* [Your objective] Print all of the entries exactly, minus the pictures.

########################################

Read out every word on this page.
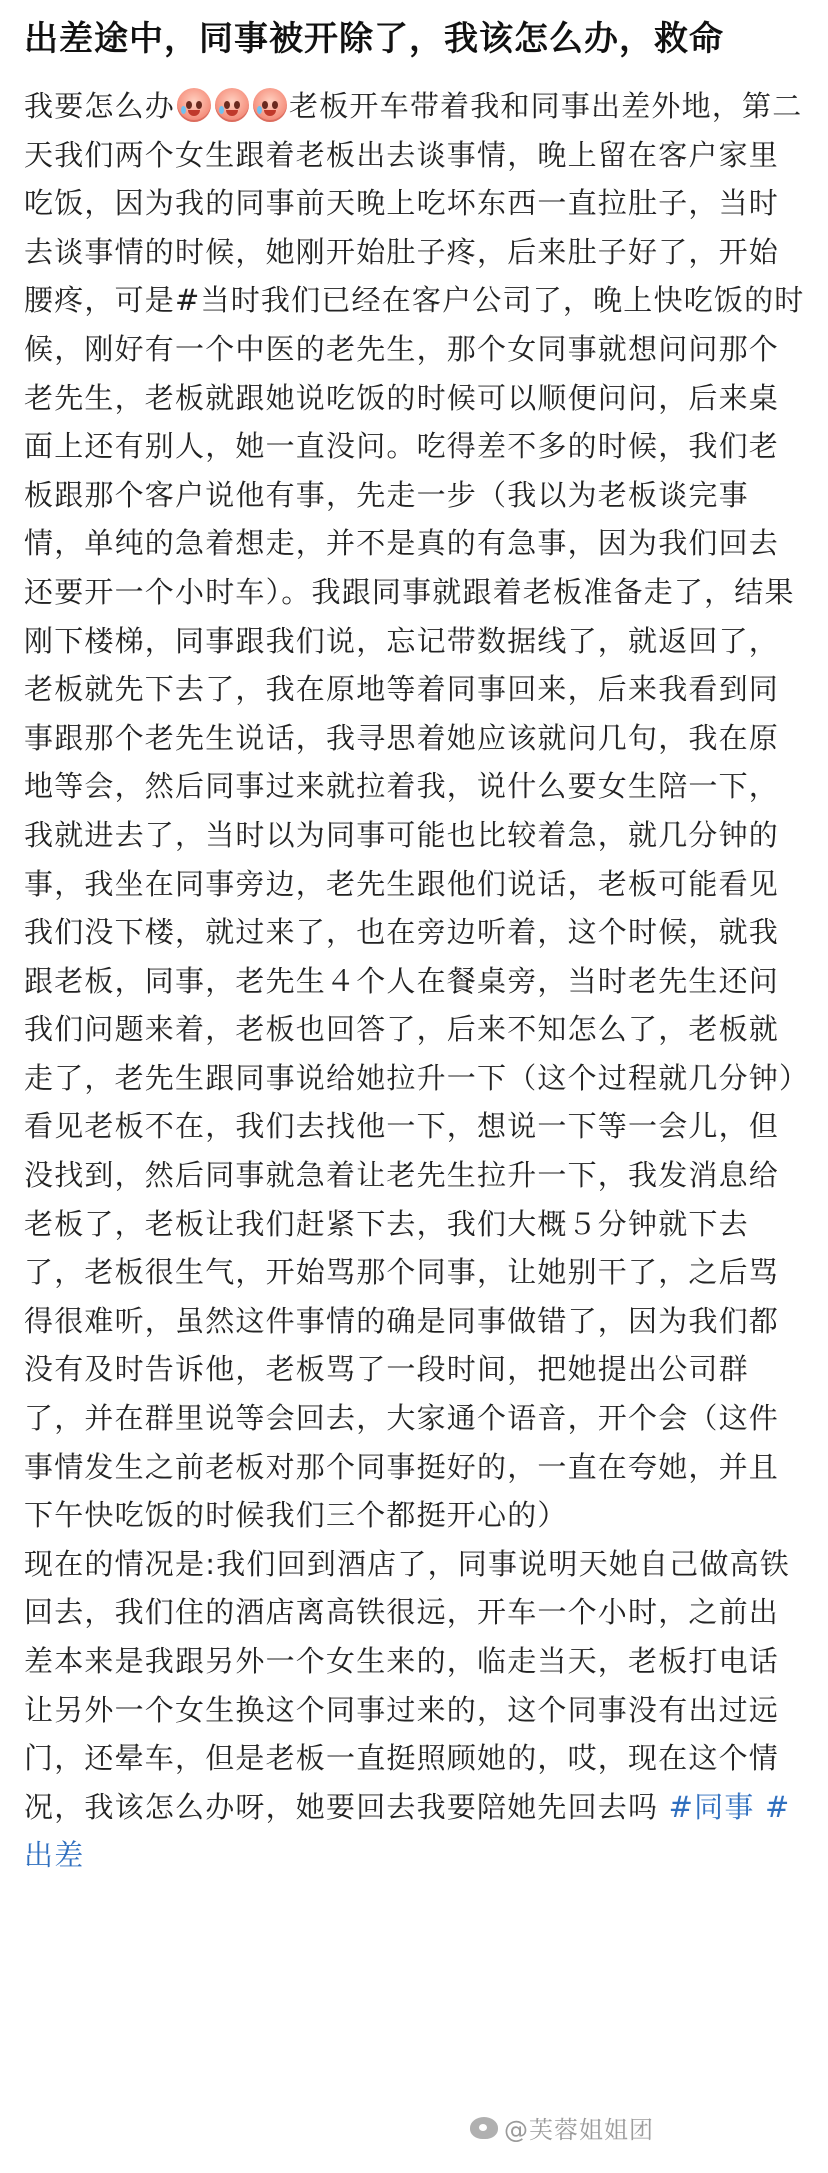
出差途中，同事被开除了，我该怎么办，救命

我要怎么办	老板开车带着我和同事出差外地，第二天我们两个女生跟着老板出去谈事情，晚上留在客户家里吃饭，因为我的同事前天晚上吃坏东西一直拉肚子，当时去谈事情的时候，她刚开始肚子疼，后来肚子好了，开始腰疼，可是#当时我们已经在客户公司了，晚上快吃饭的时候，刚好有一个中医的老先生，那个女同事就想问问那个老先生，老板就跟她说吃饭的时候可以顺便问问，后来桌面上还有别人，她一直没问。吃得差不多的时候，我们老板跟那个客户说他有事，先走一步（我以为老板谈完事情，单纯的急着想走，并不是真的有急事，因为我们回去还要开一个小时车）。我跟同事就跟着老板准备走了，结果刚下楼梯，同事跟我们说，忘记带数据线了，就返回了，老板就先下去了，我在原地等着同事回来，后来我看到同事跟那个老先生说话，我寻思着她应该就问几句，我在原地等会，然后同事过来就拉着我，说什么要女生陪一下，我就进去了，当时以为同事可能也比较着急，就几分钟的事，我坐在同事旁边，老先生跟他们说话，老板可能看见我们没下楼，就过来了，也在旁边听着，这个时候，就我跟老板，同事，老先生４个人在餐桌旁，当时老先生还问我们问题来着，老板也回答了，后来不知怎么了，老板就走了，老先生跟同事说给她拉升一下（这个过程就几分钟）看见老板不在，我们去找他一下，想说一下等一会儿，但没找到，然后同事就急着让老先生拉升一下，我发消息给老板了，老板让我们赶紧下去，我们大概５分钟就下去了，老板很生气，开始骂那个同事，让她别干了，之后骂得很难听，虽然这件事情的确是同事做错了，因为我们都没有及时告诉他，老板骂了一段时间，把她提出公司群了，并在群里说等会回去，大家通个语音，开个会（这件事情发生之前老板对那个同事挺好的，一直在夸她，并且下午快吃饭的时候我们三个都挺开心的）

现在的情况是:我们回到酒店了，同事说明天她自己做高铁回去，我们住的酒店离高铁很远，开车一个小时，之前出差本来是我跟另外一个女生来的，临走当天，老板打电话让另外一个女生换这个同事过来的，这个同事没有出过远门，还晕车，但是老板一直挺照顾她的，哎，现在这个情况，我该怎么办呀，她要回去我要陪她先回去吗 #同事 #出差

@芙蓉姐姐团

########################################

* [Response below]
Read out every word on this page.
出差途中，同事被开除了，我该怎么办，救命

我要怎么办	老板开车带着我和同事出差外地，第二天我们两个女生跟着老板出去谈事情，晚上留在客户家里吃饭，因为我的同事前天晚上吃坏东西一直拉肚子，当时去谈事情的时候，她刚开始肚子疼，后来肚子好了，开始腰疼，可是#当时我们已经在客户公司了，晚上快吃饭的时候，刚好有一个中医的老先生，那个女同事就想问问那个老先生，老板就跟她说吃饭的时候可以顺便问问，后来桌面上还有别人，她一直没问。吃得差不多的时候，我们老板跟那个客户说他有事，先走一步（我以为老板谈完事情，单纯的急着想走，并不是真的有急事，因为我们回去还要开一个小时车）。我跟同事就跟着老板准备走了，结果刚下楼梯，同事跟我们说，忘记带数据线了，就返回了，老板就先下去了，我在原地等着同事回来，后来我看到同事跟那个老先生说话，我寻思着她应该就问几句，我在原地等会，然后同事过来就拉着我，说什么要女生陪一下，我就进去了，当时以为同事可能也比较着急，就几分钟的事，我坐在同事旁边，老先生跟他们说话，老板可能看见我们没下楼，就过来了，也在旁边听着，这个时候，就我跟老板，同事，老先生４个人在餐桌旁，当时老先生还问我们问题来着，老板也回答了，后来不知怎么了，老板就走了，老先生跟同事说给她拉升一下（这个过程就几分钟）看见老板不在，我们去找他一下，想说一下等一会儿，但没找到，然后同事就急着让老先生拉升一下，我发消息给老板了，老板让我们赶紧下去，我们大概５分钟就下去了，老板很生气，开始骂那个同事，让她别干了，之后骂得很难听，虽然这件事情的确是同事做错了，因为我们都没有及时告诉他，老板骂了一段时间，把她提出公司群了，并在群里说等会回去，大家通个语音，开个会（这件事情发生之前老板对那个同事挺好的，一直在夸她，并且下午快吃饭的时候我们三个都挺开心的）

现在的情况是:我们回到酒店了，同事说明天她自己做高铁回去，我们住的酒店离高铁很远，开车一个小时，之前出差本来是我跟另外一个女生来的，临走当天，老板打电话让另外一个女生换这个同事过来的，这个同事没有出过远门，还晕车，但是老板一直挺照顾她的，哎，现在这个情况，我该怎么办呀，她要回去我要陪她先回去吗 #同事 #出差

@芙蓉姐姐团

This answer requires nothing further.